(Data supplied)
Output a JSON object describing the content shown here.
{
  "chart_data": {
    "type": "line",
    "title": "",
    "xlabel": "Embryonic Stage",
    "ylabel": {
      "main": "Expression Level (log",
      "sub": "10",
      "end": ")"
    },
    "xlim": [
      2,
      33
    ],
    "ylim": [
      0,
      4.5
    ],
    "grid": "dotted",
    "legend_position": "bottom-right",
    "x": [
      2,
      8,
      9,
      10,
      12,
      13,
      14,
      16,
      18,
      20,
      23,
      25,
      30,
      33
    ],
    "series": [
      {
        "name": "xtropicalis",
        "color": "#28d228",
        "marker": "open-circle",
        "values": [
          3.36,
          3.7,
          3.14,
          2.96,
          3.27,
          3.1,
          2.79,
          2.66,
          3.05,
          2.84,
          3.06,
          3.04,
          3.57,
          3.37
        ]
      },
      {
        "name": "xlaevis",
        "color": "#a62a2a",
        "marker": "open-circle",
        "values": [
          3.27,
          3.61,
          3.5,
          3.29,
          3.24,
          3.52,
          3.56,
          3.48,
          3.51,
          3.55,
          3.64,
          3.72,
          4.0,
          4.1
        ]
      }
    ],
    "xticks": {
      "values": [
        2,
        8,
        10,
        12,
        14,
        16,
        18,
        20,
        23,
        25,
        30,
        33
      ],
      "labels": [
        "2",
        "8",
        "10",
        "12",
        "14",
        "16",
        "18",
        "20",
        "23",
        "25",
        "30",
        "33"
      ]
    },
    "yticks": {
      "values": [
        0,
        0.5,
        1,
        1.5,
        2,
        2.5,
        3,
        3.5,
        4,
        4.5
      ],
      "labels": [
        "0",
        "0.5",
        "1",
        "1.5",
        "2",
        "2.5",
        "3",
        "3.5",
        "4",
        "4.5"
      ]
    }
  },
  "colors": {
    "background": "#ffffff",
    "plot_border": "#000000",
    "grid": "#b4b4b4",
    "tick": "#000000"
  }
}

(What the task requires) Each line in the material above must be retyped without alteration.

(Complete output)
Output a JSON object describing the content shown here.
{
  "chart_data": {
    "type": "line",
    "title": "",
    "xlabel": "Embryonic Stage",
    "ylabel": {
      "main": "Expression Level (log",
      "sub": "10",
      "end": ")"
    },
    "xlim": [
      2,
      33
    ],
    "ylim": [
      0,
      4.5
    ],
    "grid": "dotted",
    "legend_position": "bottom-right",
    "x": [
      2,
      8,
      9,
      10,
      12,
      13,
      14,
      16,
      18,
      20,
      23,
      25,
      30,
      33
    ],
    "series": [
      {
        "name": "xtropicalis",
        "color": "#28d228",
        "marker": "open-circle",
        "values": [
          3.36,
          3.7,
          3.14,
          2.96,
          3.27,
          3.1,
          2.79,
          2.66,
          3.05,
          2.84,
          3.06,
          3.04,
          3.57,
          3.37
        ]
      },
      {
        "name": "xlaevis",
        "color": "#a62a2a",
        "marker": "open-circle",
        "values": [
          3.27,
          3.61,
          3.5,
          3.29,
          3.24,
          3.52,
          3.56,
          3.48,
          3.51,
          3.55,
          3.64,
          3.72,
          4.0,
          4.1
        ]
      }
    ],
    "xticks": {
      "values": [
        2,
        8,
        10,
        12,
        14,
        16,
        18,
        20,
        23,
        25,
        30,
        33
      ],
      "labels": [
        "2",
        "8",
        "10",
        "12",
        "14",
        "16",
        "18",
        "20",
        "23",
        "25",
        "30",
        "33"
      ]
    },
    "yticks": {
      "values": [
        0,
        0.5,
        1,
        1.5,
        2,
        2.5,
        3,
        3.5,
        4,
        4.5
      ],
      "labels": [
        "0",
        "0.5",
        "1",
        "1.5",
        "2",
        "2.5",
        "3",
        "3.5",
        "4",
        "4.5"
      ]
    }
  },
  "colors": {
    "background": "#ffffff",
    "plot_border": "#000000",
    "grid": "#b4b4b4",
    "tick": "#000000"
  }
}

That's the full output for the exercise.